SHORT TASK: Find each line that has the string "bubble" and give the total, with nothing else.

Stored data
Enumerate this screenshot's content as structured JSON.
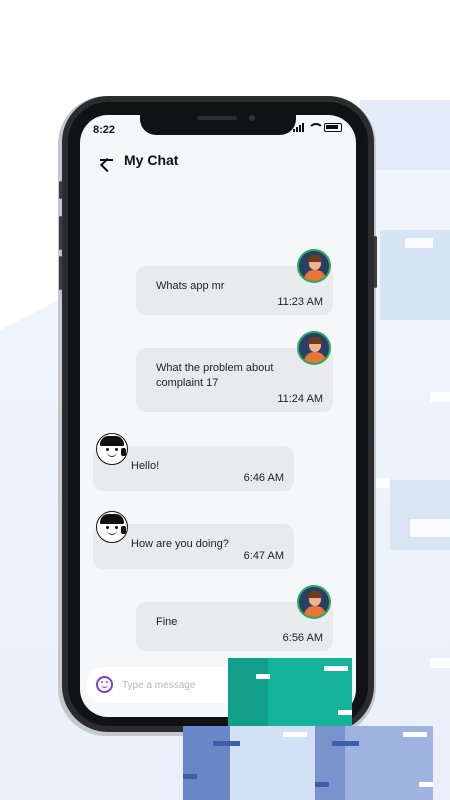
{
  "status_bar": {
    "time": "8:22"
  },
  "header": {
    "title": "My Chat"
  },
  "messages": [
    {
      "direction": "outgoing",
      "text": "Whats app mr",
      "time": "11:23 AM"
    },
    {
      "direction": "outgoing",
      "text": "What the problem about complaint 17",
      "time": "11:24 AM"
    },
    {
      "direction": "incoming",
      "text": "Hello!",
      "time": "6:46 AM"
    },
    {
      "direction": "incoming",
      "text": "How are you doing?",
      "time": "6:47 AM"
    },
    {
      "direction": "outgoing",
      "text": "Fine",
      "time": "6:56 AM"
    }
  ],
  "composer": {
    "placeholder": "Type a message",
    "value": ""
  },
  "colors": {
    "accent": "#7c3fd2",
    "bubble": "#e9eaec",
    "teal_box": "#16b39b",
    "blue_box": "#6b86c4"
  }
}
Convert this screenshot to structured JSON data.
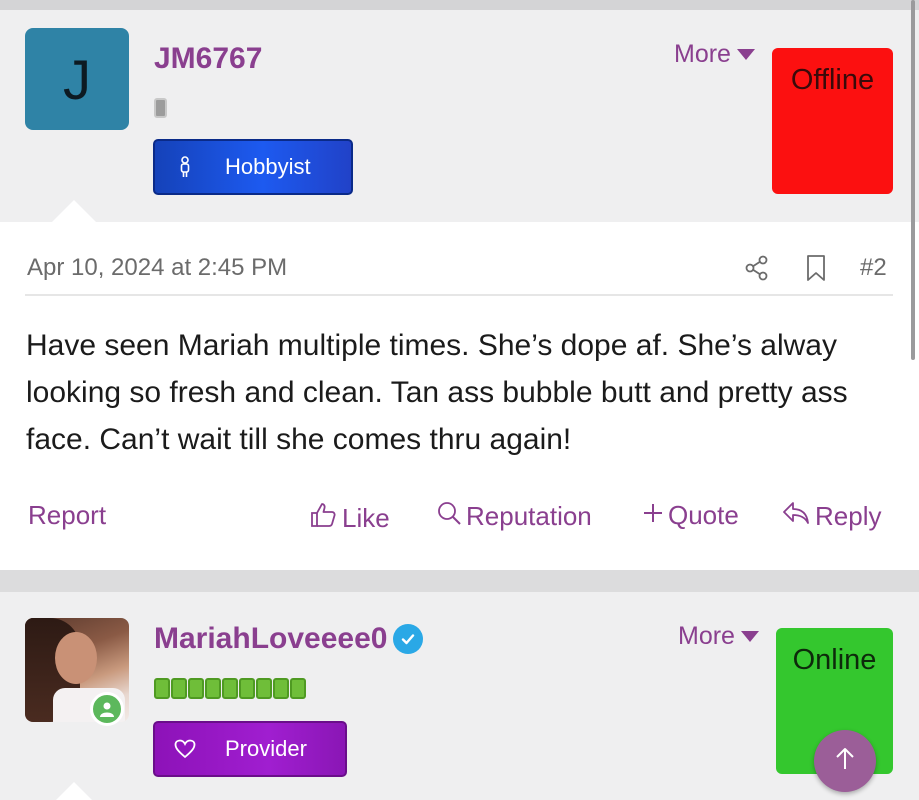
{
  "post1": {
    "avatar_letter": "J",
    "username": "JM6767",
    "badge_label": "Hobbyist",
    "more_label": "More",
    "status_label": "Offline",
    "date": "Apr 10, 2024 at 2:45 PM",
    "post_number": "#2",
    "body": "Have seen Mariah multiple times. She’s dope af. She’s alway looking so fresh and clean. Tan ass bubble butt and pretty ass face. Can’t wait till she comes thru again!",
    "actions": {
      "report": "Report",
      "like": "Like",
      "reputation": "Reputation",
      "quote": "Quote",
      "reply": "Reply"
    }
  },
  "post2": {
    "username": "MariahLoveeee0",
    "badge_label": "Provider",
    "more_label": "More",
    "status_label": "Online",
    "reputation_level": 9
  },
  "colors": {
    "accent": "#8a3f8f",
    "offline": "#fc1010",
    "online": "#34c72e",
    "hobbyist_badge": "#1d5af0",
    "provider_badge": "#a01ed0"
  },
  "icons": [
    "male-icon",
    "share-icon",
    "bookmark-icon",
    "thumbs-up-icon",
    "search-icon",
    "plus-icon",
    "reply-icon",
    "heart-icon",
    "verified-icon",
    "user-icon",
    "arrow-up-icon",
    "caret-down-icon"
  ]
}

RESULT BELOW: 2